## START

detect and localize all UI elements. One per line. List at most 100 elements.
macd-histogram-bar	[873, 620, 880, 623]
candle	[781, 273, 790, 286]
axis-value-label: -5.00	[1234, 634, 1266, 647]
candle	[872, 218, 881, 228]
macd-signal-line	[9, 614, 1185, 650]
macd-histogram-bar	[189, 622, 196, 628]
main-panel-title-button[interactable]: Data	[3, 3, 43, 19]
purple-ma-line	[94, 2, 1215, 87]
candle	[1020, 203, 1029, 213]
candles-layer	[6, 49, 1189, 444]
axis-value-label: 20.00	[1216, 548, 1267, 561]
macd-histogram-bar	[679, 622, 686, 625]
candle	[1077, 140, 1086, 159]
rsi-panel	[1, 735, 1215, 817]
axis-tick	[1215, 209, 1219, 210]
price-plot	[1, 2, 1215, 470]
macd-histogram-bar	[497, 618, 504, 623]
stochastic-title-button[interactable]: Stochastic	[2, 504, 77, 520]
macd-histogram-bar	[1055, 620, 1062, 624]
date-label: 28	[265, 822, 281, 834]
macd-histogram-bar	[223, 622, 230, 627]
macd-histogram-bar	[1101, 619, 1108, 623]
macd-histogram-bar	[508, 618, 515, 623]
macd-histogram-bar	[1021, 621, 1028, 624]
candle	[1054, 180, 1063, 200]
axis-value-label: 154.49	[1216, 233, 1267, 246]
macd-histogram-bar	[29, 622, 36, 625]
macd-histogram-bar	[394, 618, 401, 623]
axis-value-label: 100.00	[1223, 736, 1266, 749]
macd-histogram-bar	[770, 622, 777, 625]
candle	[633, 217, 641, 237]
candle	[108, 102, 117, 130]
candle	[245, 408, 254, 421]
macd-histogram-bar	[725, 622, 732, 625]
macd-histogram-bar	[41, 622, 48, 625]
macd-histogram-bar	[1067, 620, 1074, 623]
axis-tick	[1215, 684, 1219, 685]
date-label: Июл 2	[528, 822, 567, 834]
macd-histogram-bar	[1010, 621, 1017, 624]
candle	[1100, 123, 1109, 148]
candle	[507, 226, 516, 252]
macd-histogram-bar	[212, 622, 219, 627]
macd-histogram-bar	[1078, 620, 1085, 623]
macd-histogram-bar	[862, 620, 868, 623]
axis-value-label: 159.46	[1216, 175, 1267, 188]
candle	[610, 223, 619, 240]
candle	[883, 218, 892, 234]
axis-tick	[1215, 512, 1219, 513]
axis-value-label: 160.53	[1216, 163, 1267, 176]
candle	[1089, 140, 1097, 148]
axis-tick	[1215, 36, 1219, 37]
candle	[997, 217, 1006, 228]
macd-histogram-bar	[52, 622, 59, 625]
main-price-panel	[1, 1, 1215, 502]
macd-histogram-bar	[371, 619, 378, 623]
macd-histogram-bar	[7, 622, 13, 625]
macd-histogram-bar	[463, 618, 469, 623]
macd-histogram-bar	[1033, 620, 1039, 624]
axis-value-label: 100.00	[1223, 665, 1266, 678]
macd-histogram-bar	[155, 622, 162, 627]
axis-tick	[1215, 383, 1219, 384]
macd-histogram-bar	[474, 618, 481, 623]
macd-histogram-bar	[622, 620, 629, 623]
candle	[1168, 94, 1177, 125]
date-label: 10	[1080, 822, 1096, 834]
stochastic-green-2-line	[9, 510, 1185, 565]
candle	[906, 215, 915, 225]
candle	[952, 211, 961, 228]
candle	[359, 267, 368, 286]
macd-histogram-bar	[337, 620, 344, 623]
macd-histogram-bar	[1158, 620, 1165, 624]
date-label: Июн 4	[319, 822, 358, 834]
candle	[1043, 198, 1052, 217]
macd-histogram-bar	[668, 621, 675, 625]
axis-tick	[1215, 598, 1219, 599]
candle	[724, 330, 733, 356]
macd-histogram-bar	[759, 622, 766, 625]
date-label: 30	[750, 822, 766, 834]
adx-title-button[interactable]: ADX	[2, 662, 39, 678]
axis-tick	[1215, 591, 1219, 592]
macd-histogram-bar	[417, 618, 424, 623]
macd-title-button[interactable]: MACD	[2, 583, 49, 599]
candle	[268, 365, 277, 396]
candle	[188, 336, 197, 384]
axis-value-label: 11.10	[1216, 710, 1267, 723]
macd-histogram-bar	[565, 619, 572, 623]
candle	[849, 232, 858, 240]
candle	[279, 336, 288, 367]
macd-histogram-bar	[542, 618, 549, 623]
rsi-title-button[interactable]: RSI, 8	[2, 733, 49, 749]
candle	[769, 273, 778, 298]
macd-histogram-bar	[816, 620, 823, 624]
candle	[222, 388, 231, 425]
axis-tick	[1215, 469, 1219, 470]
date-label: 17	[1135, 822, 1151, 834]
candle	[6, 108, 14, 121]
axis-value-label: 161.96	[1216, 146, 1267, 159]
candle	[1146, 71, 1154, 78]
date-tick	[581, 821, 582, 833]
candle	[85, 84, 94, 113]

## END

Please lay out every line of the records above as a Markdown table with two columns, Row and Line, leaving out any blank lines.

| Row | Line |
|---|---|
| 1 | detect and localize all UI elements. One per line. List at most 100 elements. |
| 2 | macd-histogram-bar	[873, 620, 880, 623] |
| 3 | candle	[781, 273, 790, 286] |
| 4 | axis-value-label: -5.00	[1234, 634, 1266, 647] |
| 5 | candle	[872, 218, 881, 228] |
| 6 | macd-signal-line	[9, 614, 1185, 650] |
| 7 | macd-histogram-bar	[189, 622, 196, 628] |
| 8 | main-panel-title-button[interactable]: Data	[3, 3, 43, 19] |
| 9 | purple-ma-line	[94, 2, 1215, 87] |
| 10 | candle	[1020, 203, 1029, 213] |
| 11 | candles-layer	[6, 49, 1189, 444] |
| 12 | axis-value-label: 20.00	[1216, 548, 1267, 561] |
| 13 | macd-histogram-bar	[679, 622, 686, 625] |
| 14 | candle	[1077, 140, 1086, 159] |
| 15 | rsi-panel	[1, 735, 1215, 817] |
| 16 | axis-tick	[1215, 209, 1219, 210] |
| 17 | price-plot	[1, 2, 1215, 470] |
| 18 | macd-histogram-bar	[497, 618, 504, 623] |
| 19 | stochastic-title-button[interactable]: Stochastic	[2, 504, 77, 520] |
| 20 | macd-histogram-bar	[1055, 620, 1062, 624] |
| 21 | date-label: 28	[265, 822, 281, 834] |
| 22 | macd-histogram-bar	[223, 622, 230, 627] |
| 23 | macd-histogram-bar	[1101, 619, 1108, 623] |
| 24 | macd-histogram-bar	[508, 618, 515, 623] |
| 25 | macd-histogram-bar	[1021, 621, 1028, 624] |
| 26 | candle	[1054, 180, 1063, 200] |
| 27 | axis-value-label: 154.49	[1216, 233, 1267, 246] |
| 28 | macd-histogram-bar	[29, 622, 36, 625] |
| 29 | macd-histogram-bar	[394, 618, 401, 623] |
| 30 | axis-value-label: 100.00	[1223, 736, 1266, 749] |
| 31 | macd-histogram-bar	[770, 622, 777, 625] |
| 32 | candle	[633, 217, 641, 237] |
| 33 | candle	[108, 102, 117, 130] |
| 34 | candle	[245, 408, 254, 421] |
| 35 | macd-histogram-bar	[725, 622, 732, 625] |
| 36 | macd-histogram-bar	[41, 622, 48, 625] |
| 37 | macd-histogram-bar	[1067, 620, 1074, 623] |
| 38 | axis-tick	[1215, 684, 1219, 685] |
| 39 | date-label: Июл 2	[528, 822, 567, 834] |
| 40 | macd-histogram-bar	[1010, 621, 1017, 624] |
| 41 | candle	[1100, 123, 1109, 148] |
| 42 | candle	[507, 226, 516, 252] |
| 43 | macd-histogram-bar	[212, 622, 219, 627] |
| 44 | macd-histogram-bar	[1078, 620, 1085, 623] |
| 45 | macd-histogram-bar	[862, 620, 868, 623] |
| 46 | axis-value-label: 159.46	[1216, 175, 1267, 188] |
| 47 | candle	[610, 223, 619, 240] |
| 48 | candle	[883, 218, 892, 234] |
| 49 | axis-tick	[1215, 512, 1219, 513] |
| 50 | axis-value-label: 160.53	[1216, 163, 1267, 176] |
| 51 | candle	[1089, 140, 1097, 148] |
| 52 | axis-tick	[1215, 36, 1219, 37] |
| 53 | candle	[997, 217, 1006, 228] |
| 54 | macd-histogram-bar	[52, 622, 59, 625] |
| 55 | main-price-panel	[1, 1, 1215, 502] |
| 56 | macd-histogram-bar	[371, 619, 378, 623] |
| 57 | macd-histogram-bar	[7, 622, 13, 625] |
| 58 | macd-histogram-bar	[463, 618, 469, 623] |
| 59 | macd-histogram-bar	[1033, 620, 1039, 624] |
| 60 | axis-value-label: 100.00	[1223, 665, 1266, 678] |
| 61 | macd-histogram-bar	[155, 622, 162, 627] |
| 62 | axis-tick	[1215, 383, 1219, 384] |
| 63 | macd-histogram-bar	[474, 618, 481, 623] |
| 64 | macd-histogram-bar	[622, 620, 629, 623] |
| 65 | candle	[1168, 94, 1177, 125] |
| 66 | date-label: 10	[1080, 822, 1096, 834] |
| 67 | stochastic-green-2-line	[9, 510, 1185, 565] |
| 68 | candle	[906, 215, 915, 225] |
| 69 | candle	[952, 211, 961, 228] |
| 70 | candle	[359, 267, 368, 286] |
| 71 | macd-histogram-bar	[337, 620, 344, 623] |
| 72 | macd-histogram-bar	[1158, 620, 1165, 624] |
| 73 | date-label: Июн 4	[319, 822, 358, 834] |
| 74 | candle	[1043, 198, 1052, 217] |
| 75 | macd-histogram-bar	[668, 621, 675, 625] |
| 76 | axis-tick	[1215, 598, 1219, 599] |
| 77 | candle	[724, 330, 733, 356] |
| 78 | macd-histogram-bar	[759, 622, 766, 625] |
| 79 | date-label: 30	[750, 822, 766, 834] |
| 80 | adx-title-button[interactable]: ADX	[2, 662, 39, 678] |
| 81 | axis-tick	[1215, 591, 1219, 592] |
| 82 | macd-histogram-bar	[417, 618, 424, 623] |
| 83 | macd-title-button[interactable]: MACD	[2, 583, 49, 599] |
| 84 | candle	[268, 365, 277, 396] |
| 85 | candle	[188, 336, 197, 384] |
| 86 | axis-value-label: 11.10	[1216, 710, 1267, 723] |
| 87 | macd-histogram-bar	[565, 619, 572, 623] |
| 88 | candle	[849, 232, 858, 240] |
| 89 | candle	[279, 336, 288, 367] |
| 90 | macd-histogram-bar	[542, 618, 549, 623] |
| 91 | rsi-title-button[interactable]: RSI, 8	[2, 733, 49, 749] |
| 92 | candle	[769, 273, 778, 298] |
| 93 | macd-histogram-bar	[816, 620, 823, 624] |
| 94 | candle	[222, 388, 231, 425] |
| 95 | axis-tick	[1215, 469, 1219, 470] |
| 96 | date-label: 17	[1135, 822, 1151, 834] |
| 97 | candle	[6, 108, 14, 121] |
| 98 | axis-value-label: 161.96	[1216, 146, 1267, 159] |
| 99 | candle	[1146, 71, 1154, 78] |
| 100 | date-tick	[581, 821, 582, 833] |
| 101 | candle	[85, 84, 94, 113] |